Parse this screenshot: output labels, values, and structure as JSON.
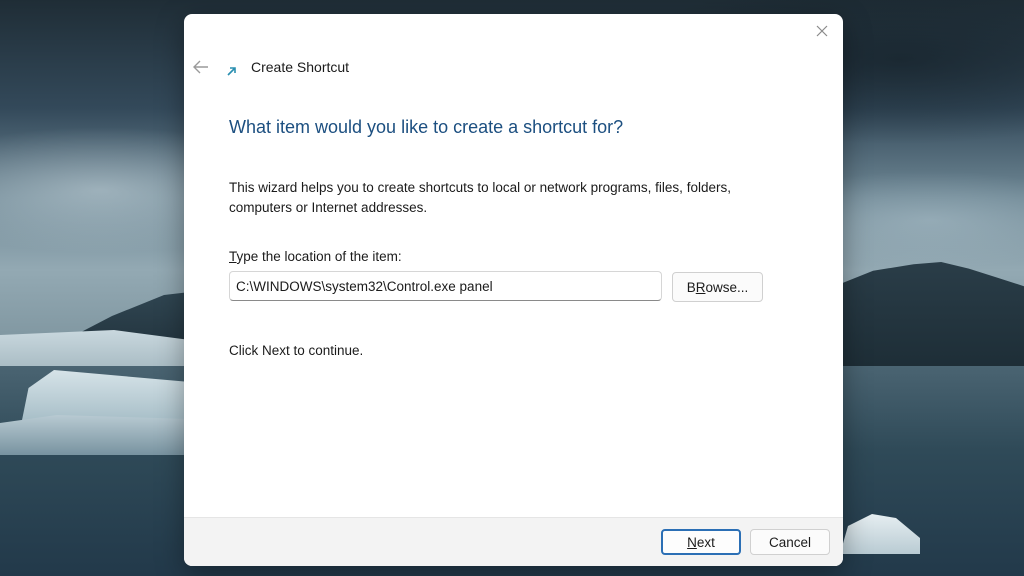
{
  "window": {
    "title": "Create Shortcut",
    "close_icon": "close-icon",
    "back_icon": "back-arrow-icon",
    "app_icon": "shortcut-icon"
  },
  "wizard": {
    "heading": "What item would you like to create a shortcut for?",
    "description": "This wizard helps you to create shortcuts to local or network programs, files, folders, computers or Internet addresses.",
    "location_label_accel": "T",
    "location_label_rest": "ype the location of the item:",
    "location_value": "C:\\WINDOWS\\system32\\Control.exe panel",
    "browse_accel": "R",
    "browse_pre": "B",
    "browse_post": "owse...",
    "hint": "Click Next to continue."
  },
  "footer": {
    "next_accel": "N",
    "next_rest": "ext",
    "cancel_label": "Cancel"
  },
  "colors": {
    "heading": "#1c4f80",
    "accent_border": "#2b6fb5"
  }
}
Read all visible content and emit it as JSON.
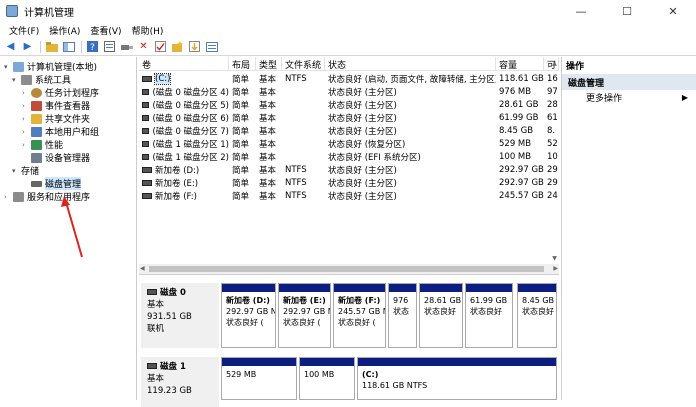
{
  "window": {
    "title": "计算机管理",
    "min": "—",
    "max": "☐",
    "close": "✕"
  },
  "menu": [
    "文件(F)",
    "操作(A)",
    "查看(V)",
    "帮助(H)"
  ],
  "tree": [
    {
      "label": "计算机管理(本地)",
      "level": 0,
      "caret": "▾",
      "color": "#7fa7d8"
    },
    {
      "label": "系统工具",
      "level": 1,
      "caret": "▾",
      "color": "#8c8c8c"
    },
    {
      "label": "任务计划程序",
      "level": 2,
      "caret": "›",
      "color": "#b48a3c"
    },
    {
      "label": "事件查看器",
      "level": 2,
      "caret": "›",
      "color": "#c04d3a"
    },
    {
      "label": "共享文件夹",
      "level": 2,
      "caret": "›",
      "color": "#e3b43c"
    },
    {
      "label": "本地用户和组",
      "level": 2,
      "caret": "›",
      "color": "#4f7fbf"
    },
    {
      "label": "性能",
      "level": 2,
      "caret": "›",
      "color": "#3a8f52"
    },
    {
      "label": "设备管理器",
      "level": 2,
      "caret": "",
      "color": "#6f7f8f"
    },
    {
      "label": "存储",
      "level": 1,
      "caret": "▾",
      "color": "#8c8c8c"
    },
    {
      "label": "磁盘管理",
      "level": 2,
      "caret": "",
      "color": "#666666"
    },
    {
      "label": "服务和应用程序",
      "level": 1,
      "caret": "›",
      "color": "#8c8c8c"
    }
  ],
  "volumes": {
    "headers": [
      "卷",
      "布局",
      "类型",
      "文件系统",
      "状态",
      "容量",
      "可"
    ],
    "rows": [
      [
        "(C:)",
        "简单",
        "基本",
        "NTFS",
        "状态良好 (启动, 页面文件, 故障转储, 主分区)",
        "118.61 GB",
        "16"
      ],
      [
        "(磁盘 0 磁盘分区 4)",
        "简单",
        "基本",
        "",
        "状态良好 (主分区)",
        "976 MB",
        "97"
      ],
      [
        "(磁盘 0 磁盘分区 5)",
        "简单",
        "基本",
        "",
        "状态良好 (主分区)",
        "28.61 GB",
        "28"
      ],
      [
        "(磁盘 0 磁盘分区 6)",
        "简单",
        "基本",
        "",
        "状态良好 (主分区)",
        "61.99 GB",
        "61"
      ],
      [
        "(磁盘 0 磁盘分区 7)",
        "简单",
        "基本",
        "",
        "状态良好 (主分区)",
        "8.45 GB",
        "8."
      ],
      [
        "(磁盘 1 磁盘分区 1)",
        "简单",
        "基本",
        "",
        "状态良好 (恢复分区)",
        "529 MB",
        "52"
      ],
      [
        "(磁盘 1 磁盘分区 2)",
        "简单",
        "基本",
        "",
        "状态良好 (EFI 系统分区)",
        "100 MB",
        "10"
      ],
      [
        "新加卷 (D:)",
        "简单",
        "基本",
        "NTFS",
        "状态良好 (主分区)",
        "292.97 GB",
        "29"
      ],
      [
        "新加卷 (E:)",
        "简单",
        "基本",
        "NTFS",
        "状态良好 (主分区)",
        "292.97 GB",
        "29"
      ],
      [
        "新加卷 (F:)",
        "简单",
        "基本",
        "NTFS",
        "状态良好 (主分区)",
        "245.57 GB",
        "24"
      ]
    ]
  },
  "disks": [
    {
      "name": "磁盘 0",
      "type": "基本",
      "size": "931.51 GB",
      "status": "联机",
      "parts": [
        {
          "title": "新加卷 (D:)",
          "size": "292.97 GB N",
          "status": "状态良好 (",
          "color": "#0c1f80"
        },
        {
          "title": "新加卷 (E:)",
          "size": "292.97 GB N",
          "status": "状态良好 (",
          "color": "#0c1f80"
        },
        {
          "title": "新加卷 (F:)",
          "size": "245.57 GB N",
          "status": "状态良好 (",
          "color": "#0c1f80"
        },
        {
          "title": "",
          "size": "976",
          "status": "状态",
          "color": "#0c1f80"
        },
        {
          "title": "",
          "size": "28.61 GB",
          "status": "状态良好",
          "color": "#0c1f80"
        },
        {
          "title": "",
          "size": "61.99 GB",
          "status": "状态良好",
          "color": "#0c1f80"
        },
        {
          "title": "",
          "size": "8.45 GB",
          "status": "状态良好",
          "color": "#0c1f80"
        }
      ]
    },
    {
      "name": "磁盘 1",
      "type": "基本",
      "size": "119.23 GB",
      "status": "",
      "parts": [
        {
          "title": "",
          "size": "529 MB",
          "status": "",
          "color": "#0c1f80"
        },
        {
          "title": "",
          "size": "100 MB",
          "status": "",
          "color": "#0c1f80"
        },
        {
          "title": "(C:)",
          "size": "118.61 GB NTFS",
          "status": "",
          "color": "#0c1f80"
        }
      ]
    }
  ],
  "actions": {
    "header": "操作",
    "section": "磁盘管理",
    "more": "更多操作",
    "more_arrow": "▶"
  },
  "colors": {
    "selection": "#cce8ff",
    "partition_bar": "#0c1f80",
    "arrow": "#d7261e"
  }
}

- - - - -

_EXERCISE GOAL_
Leave out the pictures, and give all the records again exactly.

_THE OUTPUT_
Parse this screenshot: output labels, values, and structure as JSON.
{
  "window": {
    "title": "Create Shortcut",
    "close_icon": "close-icon",
    "back_icon": "back-arrow-icon",
    "app_icon": "shortcut-icon"
  },
  "wizard": {
    "heading": "What item would you like to create a shortcut for?",
    "description": "This wizard helps you to create shortcuts to local or network programs, files, folders, computers or Internet addresses.",
    "location_label_accel": "T",
    "location_label_rest": "ype the location of the item:",
    "location_value": "C:\\WINDOWS\\system32\\Control.exe panel",
    "browse_accel": "R",
    "browse_pre": "B",
    "browse_post": "owse...",
    "hint": "Click Next to continue."
  },
  "footer": {
    "next_accel": "N",
    "next_rest": "ext",
    "cancel_label": "Cancel"
  },
  "colors": {
    "heading": "#1c4f80",
    "accent_border": "#2b6fb5"
  }
}
Read all visible content and emit it as JSON.
{
  "window": {
    "title": "计算机管理",
    "min": "—",
    "max": "☐",
    "close": "✕"
  },
  "menu": [
    "文件(F)",
    "操作(A)",
    "查看(V)",
    "帮助(H)"
  ],
  "tree": [
    {
      "label": "计算机管理(本地)",
      "level": 0,
      "caret": "▾",
      "color": "#7fa7d8"
    },
    {
      "label": "系统工具",
      "level": 1,
      "caret": "▾",
      "color": "#8c8c8c"
    },
    {
      "label": "任务计划程序",
      "level": 2,
      "caret": "›",
      "color": "#b48a3c"
    },
    {
      "label": "事件查看器",
      "level": 2,
      "caret": "›",
      "color": "#c04d3a"
    },
    {
      "label": "共享文件夹",
      "level": 2,
      "caret": "›",
      "color": "#e3b43c"
    },
    {
      "label": "本地用户和组",
      "level": 2,
      "caret": "›",
      "color": "#4f7fbf"
    },
    {
      "label": "性能",
      "level": 2,
      "caret": "›",
      "color": "#3a8f52"
    },
    {
      "label": "设备管理器",
      "level": 2,
      "caret": "",
      "color": "#6f7f8f"
    },
    {
      "label": "存储",
      "level": 1,
      "caret": "▾",
      "color": "#8c8c8c"
    },
    {
      "label": "磁盘管理",
      "level": 2,
      "caret": "",
      "color": "#666666"
    },
    {
      "label": "服务和应用程序",
      "level": 1,
      "caret": "›",
      "color": "#8c8c8c"
    }
  ],
  "volumes": {
    "headers": [
      "卷",
      "布局",
      "类型",
      "文件系统",
      "状态",
      "容量",
      "可"
    ],
    "rows": [
      [
        "(C:)",
        "简单",
        "基本",
        "NTFS",
        "状态良好 (启动, 页面文件, 故障转储, 主分区)",
        "118.61 GB",
        "16"
      ],
      [
        "(磁盘 0 磁盘分区 4)",
        "简单",
        "基本",
        "",
        "状态良好 (主分区)",
        "976 MB",
        "97"
      ],
      [
        "(磁盘 0 磁盘分区 5)",
        "简单",
        "基本",
        "",
        "状态良好 (主分区)",
        "28.61 GB",
        "28"
      ],
      [
        "(磁盘 0 磁盘分区 6)",
        "简单",
        "基本",
        "",
        "状态良好 (主分区)",
        "61.99 GB",
        "61"
      ],
      [
        "(磁盘 0 磁盘分区 7)",
        "简单",
        "基本",
        "",
        "状态良好 (主分区)",
        "8.45 GB",
        "8."
      ],
      [
        "(磁盘 1 磁盘分区 1)",
        "简单",
        "基本",
        "",
        "状态良好 (恢复分区)",
        "529 MB",
        "52"
      ],
      [
        "(磁盘 1 磁盘分区 2)",
        "简单",
        "基本",
        "",
        "状态良好 (EFI 系统分区)",
        "100 MB",
        "10"
      ],
      [
        "新加卷 (D:)",
        "简单",
        "基本",
        "NTFS",
        "状态良好 (主分区)",
        "292.97 GB",
        "29"
      ],
      [
        "新加卷 (E:)",
        "简单",
        "基本",
        "NTFS",
        "状态良好 (主分区)",
        "292.97 GB",
        "29"
      ],
      [
        "新加卷 (F:)",
        "简单",
        "基本",
        "NTFS",
        "状态良好 (主分区)",
        "245.57 GB",
        "24"
      ]
    ]
  },
  "disks": [
    {
      "name": "磁盘 0",
      "type": "基本",
      "size": "931.51 GB",
      "status": "联机",
      "parts": [
        {
          "title": "新加卷 (D:)",
          "size": "292.97 GB N",
          "status": "状态良好 (",
          "color": "#0c1f80"
        },
        {
          "title": "新加卷 (E:)",
          "size": "292.97 GB N",
          "status": "状态良好 (",
          "color": "#0c1f80"
        },
        {
          "title": "新加卷 (F:)",
          "size": "245.57 GB N",
          "status": "状态良好 (",
          "color": "#0c1f80"
        },
        {
          "title": "",
          "size": "976",
          "status": "状态",
          "color": "#0c1f80"
        },
        {
          "title": "",
          "size": "28.61 GB",
          "status": "状态良好",
          "color": "#0c1f80"
        },
        {
          "title": "",
          "size": "61.99 GB",
          "status": "状态良好",
          "color": "#0c1f80"
        },
        {
          "title": "",
          "size": "8.45 GB",
          "status": "状态良好",
          "color": "#0c1f80"
        }
      ]
    },
    {
      "name": "磁盘 1",
      "type": "基本",
      "size": "119.23 GB",
      "status": "",
      "parts": [
        {
          "title": "",
          "size": "529 MB",
          "status": "",
          "color": "#0c1f80"
        },
        {
          "title": "",
          "size": "100 MB",
          "status": "",
          "color": "#0c1f80"
        },
        {
          "title": "(C:)",
          "size": "118.61 GB NTFS",
          "status": "",
          "color": "#0c1f80"
        }
      ]
    }
  ],
  "actions": {
    "header": "操作",
    "section": "磁盘管理",
    "more": "更多操作",
    "more_arrow": "▶"
  },
  "colors": {
    "selection": "#cce8ff",
    "partition_bar": "#0c1f80",
    "arrow": "#d7261e"
  }
}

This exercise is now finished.